_TEXTAUSZUG_.
☆ ☆ ☆ ☆ ☆
Weiter geht’s mit der Artikelserie Autohaus, Internet und Markt. Tag für Tag stellen wir fest, dass sich die Verhaltensweisen und Gewohnheiten von Kunden in Sachen Autokauf verändern. Die Autohaus Strategie sollte sich dem anpassen. Ein wesentlicher Treiber sind gesellschaftliche Umwälzungen, die zwar nicht immer gleich revolutionär sind – aber sie reichen aus, um ganze Wirtschaftszweige unter Anpassungsdruck zu setzen. Ein weiterer Druckmacher ist das Internet in seiner permanenten technologischen Weiterentwicklung. Die Frage ist nun, wie reagieren die Anbieter, also Autohäuser und Hersteller auf diese Entwicklungen.
☆ ☆ ☆ ☆ ☆
_DATENAUSZUG_.

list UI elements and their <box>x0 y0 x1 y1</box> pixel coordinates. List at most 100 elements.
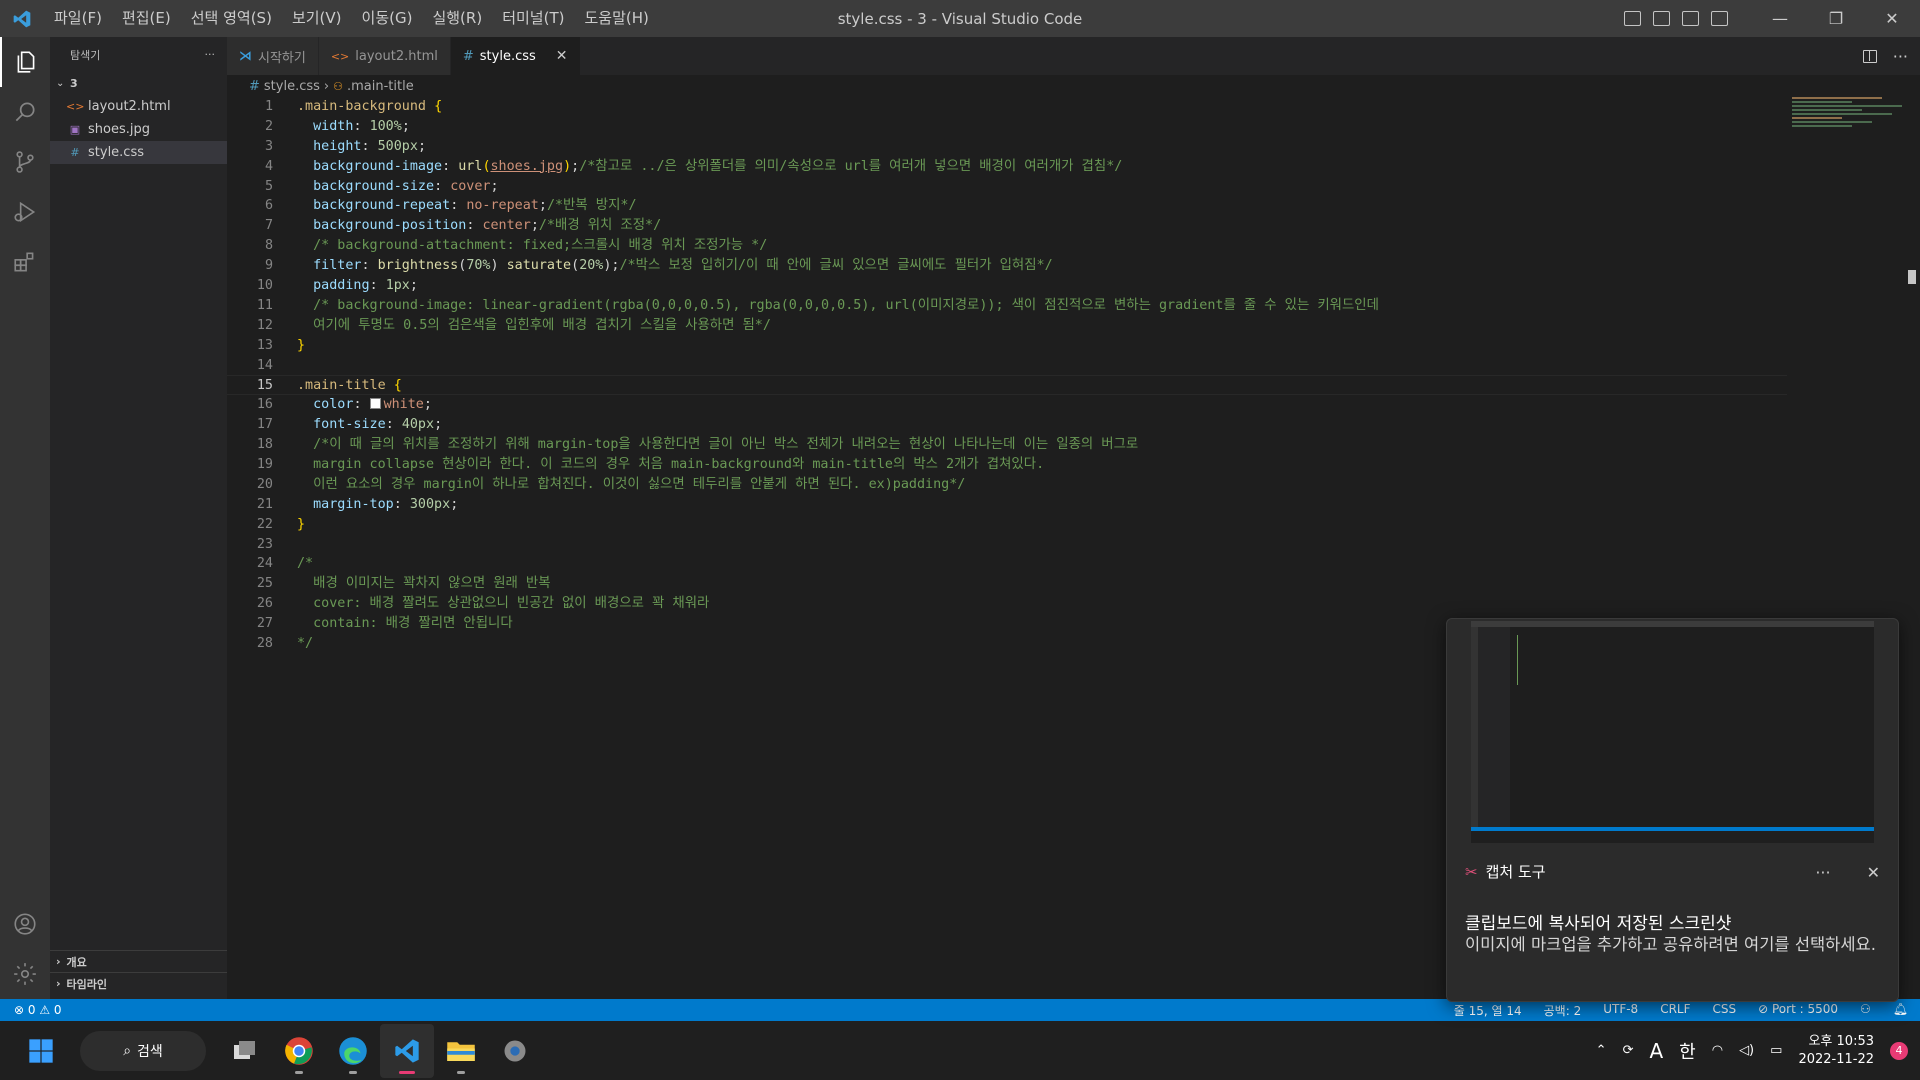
☆ ☆ ☆ ☆ ☆
Welche Begriffe stecken im Namen der Artikelserie, die im Textauszug genannt wird? Zähle alle auf. Verwende dafür nur den Textauszug.

Autohaus, Internet, Markt